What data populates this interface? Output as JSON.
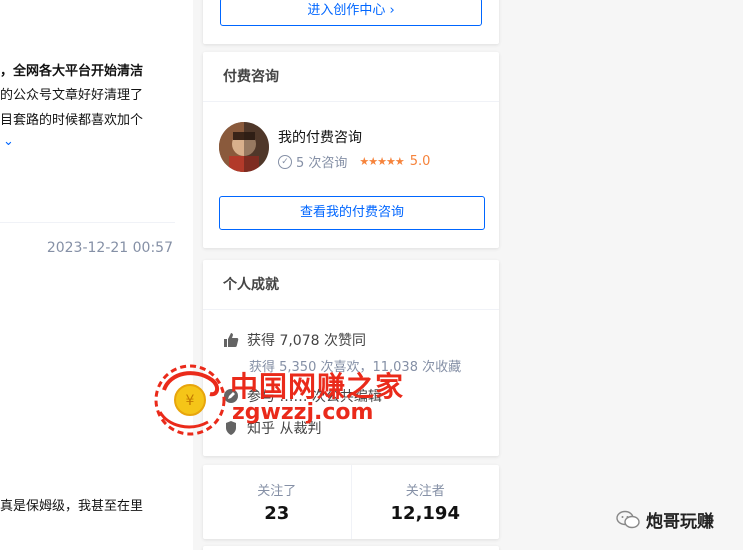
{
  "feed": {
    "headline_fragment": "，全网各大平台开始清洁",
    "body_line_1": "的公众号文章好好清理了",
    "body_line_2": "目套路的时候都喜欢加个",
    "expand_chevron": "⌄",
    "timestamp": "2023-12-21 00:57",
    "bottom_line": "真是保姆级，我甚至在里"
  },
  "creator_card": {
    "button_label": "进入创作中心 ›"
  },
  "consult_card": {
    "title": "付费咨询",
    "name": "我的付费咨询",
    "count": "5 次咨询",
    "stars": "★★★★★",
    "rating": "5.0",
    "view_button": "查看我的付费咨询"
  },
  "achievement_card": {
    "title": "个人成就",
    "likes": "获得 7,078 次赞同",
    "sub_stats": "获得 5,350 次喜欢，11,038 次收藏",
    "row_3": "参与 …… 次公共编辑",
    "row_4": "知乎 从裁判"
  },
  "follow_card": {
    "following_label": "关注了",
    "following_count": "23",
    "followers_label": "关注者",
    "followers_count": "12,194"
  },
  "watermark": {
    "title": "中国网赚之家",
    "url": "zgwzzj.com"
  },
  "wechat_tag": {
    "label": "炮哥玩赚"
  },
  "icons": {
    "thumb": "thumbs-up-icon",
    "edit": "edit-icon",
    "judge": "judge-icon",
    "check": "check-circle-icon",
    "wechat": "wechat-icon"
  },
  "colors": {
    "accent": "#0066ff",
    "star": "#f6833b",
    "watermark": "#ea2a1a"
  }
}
---
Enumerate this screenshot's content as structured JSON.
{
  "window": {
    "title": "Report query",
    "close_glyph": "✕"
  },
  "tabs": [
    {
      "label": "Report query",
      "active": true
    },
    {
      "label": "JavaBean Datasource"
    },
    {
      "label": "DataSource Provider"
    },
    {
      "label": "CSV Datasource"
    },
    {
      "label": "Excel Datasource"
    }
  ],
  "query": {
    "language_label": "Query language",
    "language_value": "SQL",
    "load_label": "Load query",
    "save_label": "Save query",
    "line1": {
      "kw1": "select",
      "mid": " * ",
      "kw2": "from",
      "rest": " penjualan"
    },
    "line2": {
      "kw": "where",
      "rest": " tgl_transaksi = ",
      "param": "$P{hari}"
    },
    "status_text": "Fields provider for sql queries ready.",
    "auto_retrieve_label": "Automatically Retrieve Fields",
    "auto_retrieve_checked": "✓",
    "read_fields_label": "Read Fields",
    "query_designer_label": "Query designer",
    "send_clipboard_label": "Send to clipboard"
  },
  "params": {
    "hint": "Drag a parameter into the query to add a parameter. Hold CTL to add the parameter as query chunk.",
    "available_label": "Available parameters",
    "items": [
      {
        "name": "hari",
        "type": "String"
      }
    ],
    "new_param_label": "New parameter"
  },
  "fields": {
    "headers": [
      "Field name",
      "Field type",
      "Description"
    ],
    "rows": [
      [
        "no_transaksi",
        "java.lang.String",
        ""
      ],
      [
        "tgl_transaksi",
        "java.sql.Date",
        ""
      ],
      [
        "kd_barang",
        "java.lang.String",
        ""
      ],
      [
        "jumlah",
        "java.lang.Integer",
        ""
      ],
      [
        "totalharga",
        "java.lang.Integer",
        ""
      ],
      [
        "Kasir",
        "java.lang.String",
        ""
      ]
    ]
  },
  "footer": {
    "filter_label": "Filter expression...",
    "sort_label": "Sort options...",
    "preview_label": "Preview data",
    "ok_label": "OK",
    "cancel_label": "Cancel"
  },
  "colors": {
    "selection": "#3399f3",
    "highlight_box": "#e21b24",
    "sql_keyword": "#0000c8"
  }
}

▶ _PROBLEM REQUIREMENTS_
Say how many lines of the data include the word "JSON". Nothing other than the number should be given.

▶ _RESPONSE TO THE EXERCISE_
2